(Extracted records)
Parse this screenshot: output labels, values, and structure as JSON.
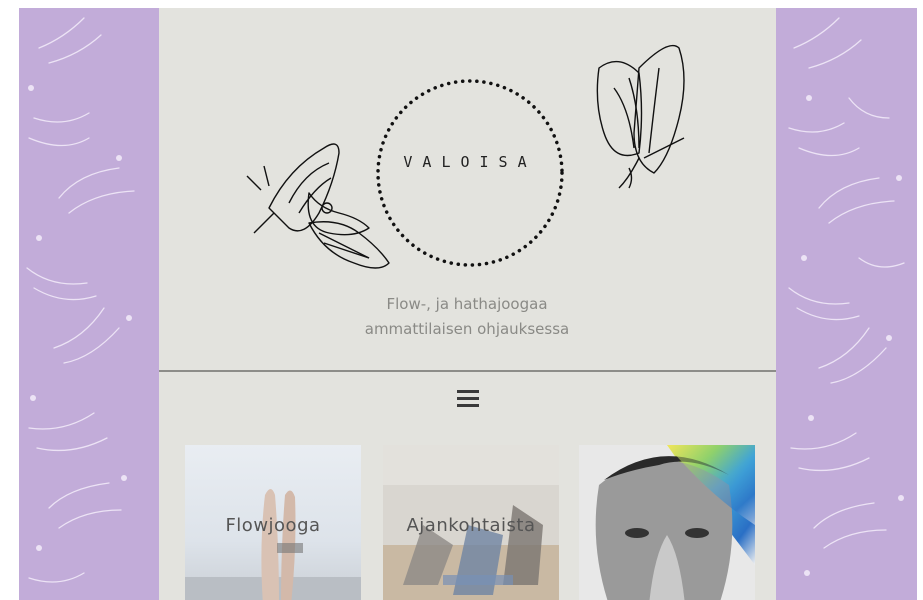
{
  "header": {
    "brand": "VALOISA",
    "tagline_line1": "Flow-, ja hathajoogaa",
    "tagline_line2": "ammattilaisen ohjauksessa"
  },
  "nav": {
    "menu_icon": "hamburger-menu-icon"
  },
  "cards": [
    {
      "label": "Flowjooga"
    },
    {
      "label": "Ajankohtaista"
    },
    {
      "label": ""
    }
  ],
  "colors": {
    "background_pattern": "#c2acd9",
    "content_panel": "#e3e3de",
    "divider": "#8d8d89",
    "tagline": "#8a8a86"
  }
}
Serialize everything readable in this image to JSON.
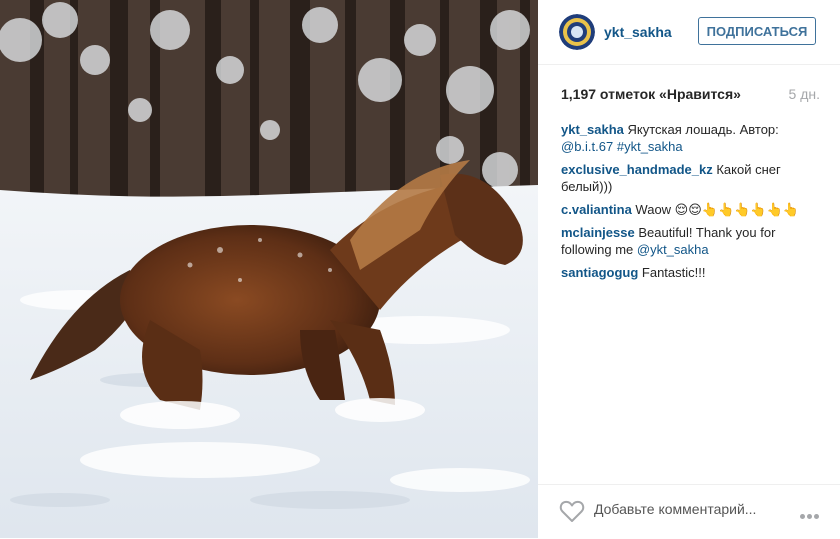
{
  "post": {
    "photo_alt": "",
    "author": "ykt_sakha",
    "follow_label": "ПОДПИСАТЬСЯ",
    "likes": "1,197 отметок «Нравится»",
    "timestamp": "5 дн.",
    "caption": {
      "user": "ykt_sakha",
      "text": " Якутская лошадь. Автор: ",
      "mention": "@b.i.t.67",
      "space": " ",
      "hashtag": "#ykt_sakha"
    }
  },
  "comments": [
    {
      "user": "exclusive_handmade_kz",
      "text": " Какой снег белый)))"
    },
    {
      "user": "c.valiantina",
      "text": " Waow 😌😌👆👆👆👆👆👆"
    },
    {
      "user": "mclainjesse",
      "text": " Beautiful! Thank you for following me ",
      "mention": "@ykt_sakha"
    },
    {
      "user": "santiagogug",
      "text": " Fantastic!!!"
    }
  ],
  "footer": {
    "comment_placeholder": "Добавьте комментарий...",
    "like_icon": "heart-outline-icon",
    "more_icon": "more-options-icon"
  },
  "colors": {
    "link": "#125688",
    "follow_border": "#3f729b",
    "muted": "#a5a7aa"
  }
}
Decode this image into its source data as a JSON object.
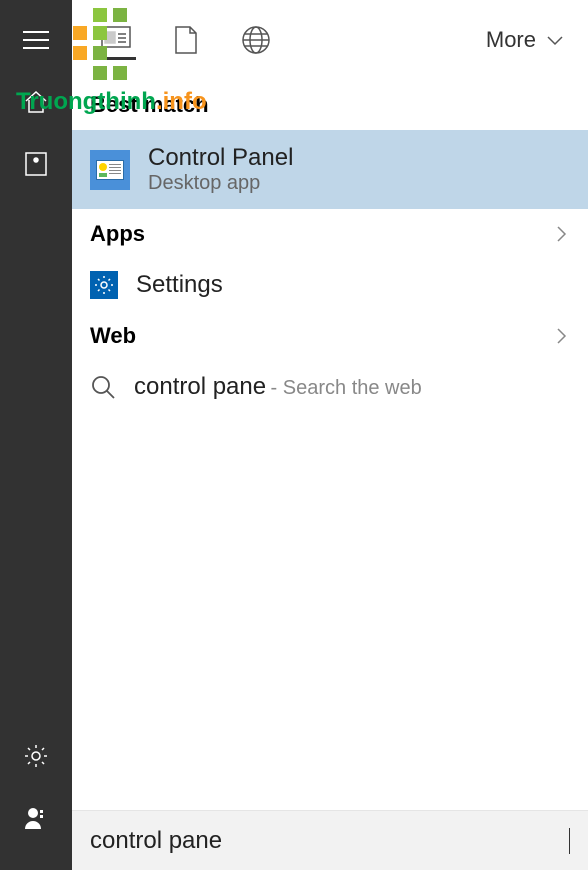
{
  "watermark": {
    "name": "Truongthinh",
    "suffix": ".info"
  },
  "filters": {
    "more_label": "More"
  },
  "sections": {
    "best_match": {
      "header": "Best match"
    },
    "apps": {
      "header": "Apps"
    },
    "web": {
      "header": "Web"
    }
  },
  "best_match_result": {
    "title": "Control Panel",
    "subtitle": "Desktop app"
  },
  "apps_result": {
    "label": "Settings"
  },
  "web_result": {
    "query": "control pane",
    "suffix": "- Search the web"
  },
  "search": {
    "value": "control pane"
  }
}
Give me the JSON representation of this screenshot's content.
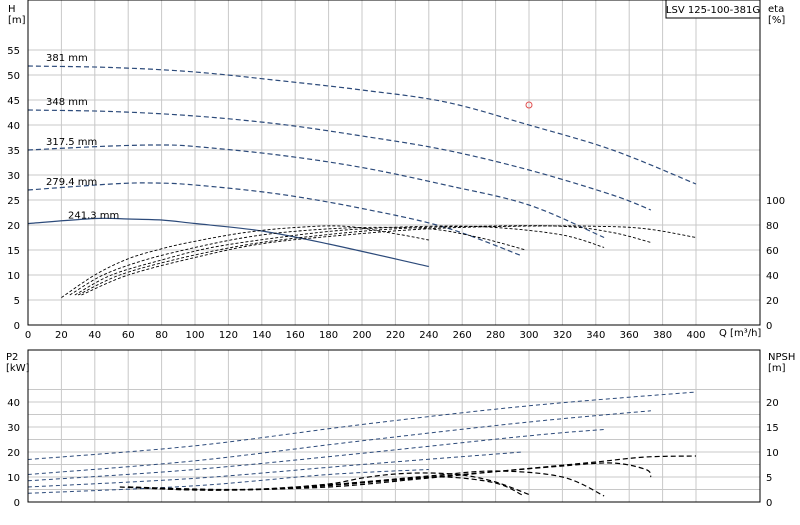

> **Written exercise**:
Set down the material exactly, every line of it, except for the pictures.

> **Answer below**:
Parse this screenshot: output labels, values, and structure as JSON.
{
  "header": {
    "brand": "VALOISA",
    "tagline_line1": "Flow-, ja hathajoogaa",
    "tagline_line2": "ammattilaisen ohjauksessa"
  },
  "nav": {
    "menu_icon": "hamburger-menu-icon"
  },
  "cards": [
    {
      "label": "Flowjooga"
    },
    {
      "label": "Ajankohtaista"
    },
    {
      "label": ""
    }
  ],
  "colors": {
    "background_pattern": "#c2acd9",
    "content_panel": "#e3e3de",
    "divider": "#8d8d89",
    "tagline": "#8a8a86"
  }
}
Serialize everything readable in this image to JSON.
{
  "post": {
    "photo_alt": "",
    "author": "ykt_sakha",
    "follow_label": "ПОДПИСАТЬСЯ",
    "likes": "1,197 отметок «Нравится»",
    "timestamp": "5 дн.",
    "caption": {
      "user": "ykt_sakha",
      "text": " Якутская лошадь. Автор: ",
      "mention": "@b.i.t.67",
      "space": " ",
      "hashtag": "#ykt_sakha"
    }
  },
  "comments": [
    {
      "user": "exclusive_handmade_kz",
      "text": " Какой снег белый)))"
    },
    {
      "user": "c.valiantina",
      "text": " Waow 😌😌👆👆👆👆👆👆"
    },
    {
      "user": "mclainjesse",
      "text": " Beautiful! Thank you for following me ",
      "mention": "@ykt_sakha"
    },
    {
      "user": "santiagogug",
      "text": " Fantastic!!!"
    }
  ],
  "footer": {
    "comment_placeholder": "Добавьте комментарий...",
    "like_icon": "heart-outline-icon",
    "more_icon": "more-options-icon"
  },
  "colors": {
    "link": "#125688",
    "follow_border": "#3f729b",
    "muted": "#a5a7aa"
  }
}
Decode this image into its source data as a JSON object.
{
  "watermark": {
    "name": "Truongthinh",
    "suffix": ".info"
  },
  "filters": {
    "more_label": "More"
  },
  "sections": {
    "best_match": {
      "header": "Best match"
    },
    "apps": {
      "header": "Apps"
    },
    "web": {
      "header": "Web"
    }
  },
  "best_match_result": {
    "title": "Control Panel",
    "subtitle": "Desktop app"
  },
  "apps_result": {
    "label": "Settings"
  },
  "web_result": {
    "query": "control pane",
    "suffix": "- Search the web"
  },
  "search": {
    "value": "control pane"
  }
}
Give me the JSON representation of this screenshot's content.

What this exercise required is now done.